**SET EXERCISE**
Reproduce every line of the material below verbatim, changing nothing.

Bounding box annotations

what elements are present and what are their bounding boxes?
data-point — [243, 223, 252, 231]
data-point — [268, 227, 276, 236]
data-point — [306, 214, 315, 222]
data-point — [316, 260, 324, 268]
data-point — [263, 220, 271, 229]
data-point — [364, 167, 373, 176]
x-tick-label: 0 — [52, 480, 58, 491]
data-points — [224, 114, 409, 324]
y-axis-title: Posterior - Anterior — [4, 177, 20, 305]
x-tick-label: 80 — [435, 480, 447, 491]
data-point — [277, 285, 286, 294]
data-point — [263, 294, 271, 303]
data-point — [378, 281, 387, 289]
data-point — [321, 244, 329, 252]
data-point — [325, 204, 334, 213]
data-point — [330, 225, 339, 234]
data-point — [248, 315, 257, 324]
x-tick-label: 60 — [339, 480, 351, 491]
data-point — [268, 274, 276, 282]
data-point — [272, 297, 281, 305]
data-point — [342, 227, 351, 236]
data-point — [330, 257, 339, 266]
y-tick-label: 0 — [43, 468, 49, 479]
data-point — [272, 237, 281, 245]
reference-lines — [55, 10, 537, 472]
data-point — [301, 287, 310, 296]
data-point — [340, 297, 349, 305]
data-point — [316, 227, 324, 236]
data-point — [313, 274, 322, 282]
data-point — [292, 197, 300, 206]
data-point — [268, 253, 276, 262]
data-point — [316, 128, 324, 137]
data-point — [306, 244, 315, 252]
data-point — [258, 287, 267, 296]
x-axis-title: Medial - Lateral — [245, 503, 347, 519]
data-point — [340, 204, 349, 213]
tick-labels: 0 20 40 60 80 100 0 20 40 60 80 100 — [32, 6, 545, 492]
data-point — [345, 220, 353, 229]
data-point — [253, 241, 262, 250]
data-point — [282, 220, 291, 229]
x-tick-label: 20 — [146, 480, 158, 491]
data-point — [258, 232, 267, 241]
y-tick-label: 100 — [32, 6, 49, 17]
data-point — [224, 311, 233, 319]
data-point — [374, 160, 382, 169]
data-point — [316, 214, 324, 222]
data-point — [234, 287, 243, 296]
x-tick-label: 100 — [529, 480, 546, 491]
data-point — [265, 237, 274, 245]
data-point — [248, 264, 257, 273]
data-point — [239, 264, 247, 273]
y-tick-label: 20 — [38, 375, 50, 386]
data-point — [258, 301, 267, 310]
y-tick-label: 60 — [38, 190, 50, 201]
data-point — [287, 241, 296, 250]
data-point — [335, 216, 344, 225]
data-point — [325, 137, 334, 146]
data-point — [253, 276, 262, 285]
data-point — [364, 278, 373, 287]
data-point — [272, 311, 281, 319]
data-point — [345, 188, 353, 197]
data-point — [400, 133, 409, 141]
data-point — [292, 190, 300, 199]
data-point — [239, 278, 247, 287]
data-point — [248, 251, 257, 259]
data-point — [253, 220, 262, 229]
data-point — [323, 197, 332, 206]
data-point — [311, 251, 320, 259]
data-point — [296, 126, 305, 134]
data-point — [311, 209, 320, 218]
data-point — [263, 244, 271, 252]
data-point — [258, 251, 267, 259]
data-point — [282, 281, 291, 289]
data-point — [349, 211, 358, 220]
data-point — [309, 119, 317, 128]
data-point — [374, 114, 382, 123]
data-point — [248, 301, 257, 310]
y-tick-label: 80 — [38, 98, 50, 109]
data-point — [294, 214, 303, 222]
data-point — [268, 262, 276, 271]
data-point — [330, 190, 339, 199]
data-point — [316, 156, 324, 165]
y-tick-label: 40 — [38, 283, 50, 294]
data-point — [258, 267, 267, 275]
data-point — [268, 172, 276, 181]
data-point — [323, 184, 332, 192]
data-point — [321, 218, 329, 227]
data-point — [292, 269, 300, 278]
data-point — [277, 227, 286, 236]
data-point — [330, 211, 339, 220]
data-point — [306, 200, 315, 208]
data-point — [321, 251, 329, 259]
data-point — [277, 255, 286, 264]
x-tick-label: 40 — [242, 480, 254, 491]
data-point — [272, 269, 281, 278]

**FULL ANSWER**
what elements are present and what are their bounding boxes?
data-point — [243, 223, 252, 231]
data-point — [268, 227, 276, 236]
data-point — [306, 214, 315, 222]
data-point — [316, 260, 324, 268]
data-point — [263, 220, 271, 229]
data-point — [364, 167, 373, 176]
x-tick-label: 0 — [52, 480, 58, 491]
data-points — [224, 114, 409, 324]
y-axis-title: Posterior - Anterior — [4, 177, 20, 305]
x-tick-label: 80 — [435, 480, 447, 491]
data-point — [277, 285, 286, 294]
data-point — [263, 294, 271, 303]
data-point — [378, 281, 387, 289]
data-point — [321, 244, 329, 252]
data-point — [325, 204, 334, 213]
data-point — [330, 225, 339, 234]
data-point — [248, 315, 257, 324]
x-tick-label: 60 — [339, 480, 351, 491]
data-point — [268, 274, 276, 282]
data-point — [272, 297, 281, 305]
data-point — [342, 227, 351, 236]
data-point — [330, 257, 339, 266]
y-tick-label: 0 — [43, 468, 49, 479]
data-point — [272, 237, 281, 245]
reference-lines — [55, 10, 537, 472]
data-point — [301, 287, 310, 296]
data-point — [340, 297, 349, 305]
data-point — [316, 227, 324, 236]
data-point — [313, 274, 322, 282]
data-point — [292, 197, 300, 206]
data-point — [268, 253, 276, 262]
data-point — [316, 128, 324, 137]
data-point — [306, 244, 315, 252]
data-point — [258, 287, 267, 296]
x-axis-title: Medial - Lateral — [245, 503, 347, 519]
data-point — [340, 204, 349, 213]
tick-labels: 0 20 40 60 80 100 0 20 40 60 80 100 — [32, 6, 545, 492]
data-point — [345, 220, 353, 229]
data-point — [253, 241, 262, 250]
data-point — [282, 220, 291, 229]
x-tick-label: 20 — [146, 480, 158, 491]
data-point — [258, 232, 267, 241]
y-tick-label: 100 — [32, 6, 49, 17]
data-point — [224, 311, 233, 319]
data-point — [374, 160, 382, 169]
data-point — [316, 214, 324, 222]
data-point — [234, 287, 243, 296]
x-tick-label: 100 — [529, 480, 546, 491]
data-point — [265, 237, 274, 245]
data-point — [248, 264, 257, 273]
data-point — [239, 264, 247, 273]
y-tick-label: 20 — [38, 375, 50, 386]
data-point — [258, 301, 267, 310]
y-tick-label: 60 — [38, 190, 50, 201]
data-point — [287, 241, 296, 250]
data-point — [335, 216, 344, 225]
data-point — [325, 137, 334, 146]
data-point — [253, 276, 262, 285]
data-point — [364, 278, 373, 287]
data-point — [272, 311, 281, 319]
data-point — [345, 188, 353, 197]
data-point — [400, 133, 409, 141]
data-point — [292, 190, 300, 199]
data-point — [239, 278, 247, 287]
data-point — [248, 251, 257, 259]
data-point — [253, 220, 262, 229]
data-point — [323, 197, 332, 206]
data-point — [311, 251, 320, 259]
data-point — [296, 126, 305, 134]
data-point — [311, 209, 320, 218]
data-point — [263, 244, 271, 252]
data-point — [258, 251, 267, 259]
data-point — [282, 281, 291, 289]
data-point — [349, 211, 358, 220]
data-point — [309, 119, 317, 128]
data-point — [374, 114, 382, 123]
data-point — [248, 301, 257, 310]
y-tick-label: 80 — [38, 98, 50, 109]
data-point — [294, 214, 303, 222]
data-point — [268, 262, 276, 271]
data-point — [330, 190, 339, 199]
data-point — [316, 156, 324, 165]
y-tick-label: 40 — [38, 283, 50, 294]
data-point — [258, 267, 267, 275]
data-point — [268, 172, 276, 181]
data-point — [323, 184, 332, 192]
data-point — [321, 218, 329, 227]
data-point — [292, 269, 300, 278]
data-point — [277, 227, 286, 236]
data-point — [330, 211, 339, 220]
data-point — [306, 200, 315, 208]
data-point — [321, 251, 329, 259]
data-point — [277, 255, 286, 264]
x-tick-label: 40 — [242, 480, 254, 491]
data-point — [272, 269, 281, 278]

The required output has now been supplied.